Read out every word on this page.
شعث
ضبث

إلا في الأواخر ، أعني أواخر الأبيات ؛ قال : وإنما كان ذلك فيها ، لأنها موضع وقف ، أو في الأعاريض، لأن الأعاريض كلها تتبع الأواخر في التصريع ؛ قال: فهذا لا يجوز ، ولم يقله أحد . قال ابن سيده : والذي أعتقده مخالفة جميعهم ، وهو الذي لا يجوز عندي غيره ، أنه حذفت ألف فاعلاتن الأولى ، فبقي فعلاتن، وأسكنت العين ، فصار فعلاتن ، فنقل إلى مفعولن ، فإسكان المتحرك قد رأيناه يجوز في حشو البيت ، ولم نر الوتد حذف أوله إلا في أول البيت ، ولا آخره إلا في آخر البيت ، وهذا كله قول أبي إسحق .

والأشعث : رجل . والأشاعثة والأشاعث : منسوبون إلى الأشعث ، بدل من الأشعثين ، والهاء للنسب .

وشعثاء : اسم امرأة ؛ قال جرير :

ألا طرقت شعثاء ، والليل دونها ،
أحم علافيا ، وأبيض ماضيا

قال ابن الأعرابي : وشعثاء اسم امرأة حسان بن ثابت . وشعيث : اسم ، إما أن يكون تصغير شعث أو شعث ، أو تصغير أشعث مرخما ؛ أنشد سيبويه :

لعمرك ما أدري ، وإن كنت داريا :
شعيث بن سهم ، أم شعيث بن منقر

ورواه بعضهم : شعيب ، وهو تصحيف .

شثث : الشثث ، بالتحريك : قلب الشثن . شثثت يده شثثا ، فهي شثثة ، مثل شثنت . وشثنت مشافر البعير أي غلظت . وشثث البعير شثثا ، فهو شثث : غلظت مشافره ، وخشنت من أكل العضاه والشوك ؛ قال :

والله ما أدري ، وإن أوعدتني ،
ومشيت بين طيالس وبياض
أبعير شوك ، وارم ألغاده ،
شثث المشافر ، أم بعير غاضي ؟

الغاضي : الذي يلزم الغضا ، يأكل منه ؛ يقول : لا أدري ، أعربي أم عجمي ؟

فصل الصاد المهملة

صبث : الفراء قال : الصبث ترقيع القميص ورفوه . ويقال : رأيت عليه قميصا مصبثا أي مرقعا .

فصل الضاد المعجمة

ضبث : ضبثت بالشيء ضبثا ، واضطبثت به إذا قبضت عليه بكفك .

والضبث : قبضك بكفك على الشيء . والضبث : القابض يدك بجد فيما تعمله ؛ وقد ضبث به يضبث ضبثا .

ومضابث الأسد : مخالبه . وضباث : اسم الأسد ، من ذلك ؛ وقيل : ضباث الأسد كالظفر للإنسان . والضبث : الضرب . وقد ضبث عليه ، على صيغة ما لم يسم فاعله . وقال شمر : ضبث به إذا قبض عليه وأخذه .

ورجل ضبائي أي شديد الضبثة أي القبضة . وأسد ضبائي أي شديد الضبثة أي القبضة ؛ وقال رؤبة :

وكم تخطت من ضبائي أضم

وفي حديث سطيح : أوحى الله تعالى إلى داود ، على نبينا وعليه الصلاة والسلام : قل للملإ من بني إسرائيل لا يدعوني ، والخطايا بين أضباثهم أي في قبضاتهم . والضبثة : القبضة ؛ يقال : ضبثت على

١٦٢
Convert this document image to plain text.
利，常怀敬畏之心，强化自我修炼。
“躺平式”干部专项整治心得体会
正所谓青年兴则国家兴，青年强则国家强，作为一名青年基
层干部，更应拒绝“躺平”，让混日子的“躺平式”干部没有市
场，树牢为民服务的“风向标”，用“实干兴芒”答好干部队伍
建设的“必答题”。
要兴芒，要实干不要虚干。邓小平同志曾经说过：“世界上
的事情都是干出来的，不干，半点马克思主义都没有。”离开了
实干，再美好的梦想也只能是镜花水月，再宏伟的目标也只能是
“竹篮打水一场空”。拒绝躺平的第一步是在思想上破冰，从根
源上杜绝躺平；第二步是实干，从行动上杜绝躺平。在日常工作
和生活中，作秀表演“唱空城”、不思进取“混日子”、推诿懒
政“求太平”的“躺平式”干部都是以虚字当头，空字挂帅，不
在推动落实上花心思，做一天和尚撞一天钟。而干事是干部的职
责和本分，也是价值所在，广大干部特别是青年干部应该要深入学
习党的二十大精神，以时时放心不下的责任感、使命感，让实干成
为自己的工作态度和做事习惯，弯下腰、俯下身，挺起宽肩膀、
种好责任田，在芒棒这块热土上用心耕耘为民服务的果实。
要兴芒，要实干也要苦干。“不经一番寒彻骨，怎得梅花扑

## [What is being asked]
Return the lines from the line containing "Convert this document image to plain text." to the end of the entries above, exactly as they appear and with no other output.

## [Expected answer]
Convert this document image to plain text.
利，常怀敬畏之心，强化自我修炼。
“躺平式”干部专项整治心得体会
正所谓青年兴则国家兴，青年强则国家强，作为一名青年基
层干部，更应拒绝“躺平”，让混日子的“躺平式”干部没有市
场，树牢为民服务的“风向标”，用“实干兴芒”答好干部队伍
建设的“必答题”。
要兴芒，要实干不要虚干。邓小平同志曾经说过：“世界上
的事情都是干出来的，不干，半点马克思主义都没有。”离开了
实干，再美好的梦想也只能是镜花水月，再宏伟的目标也只能是
“竹篮打水一场空”。拒绝躺平的第一步是在思想上破冰，从根
源上杜绝躺平；第二步是实干，从行动上杜绝躺平。在日常工作
和生活中，作秀表演“唱空城”、不思进取“混日子”、推诿懒
政“求太平”的“躺平式”干部都是以虚字当头，空字挂帅，不
在推动落实上花心思，做一天和尚撞一天钟。而干事是干部的职
责和本分，也是价值所在，广大干部特别是青年干部应该要深入学
习党的二十大精神，以时时放心不下的责任感、使命感，让实干成
为自己的工作态度和做事习惯，弯下腰、俯下身，挺起宽肩膀、
种好责任田，在芒棒这块热土上用心耕耘为民服务的果实。
要兴芒，要实干也要苦干。“不经一番寒彻骨，怎得梅花扑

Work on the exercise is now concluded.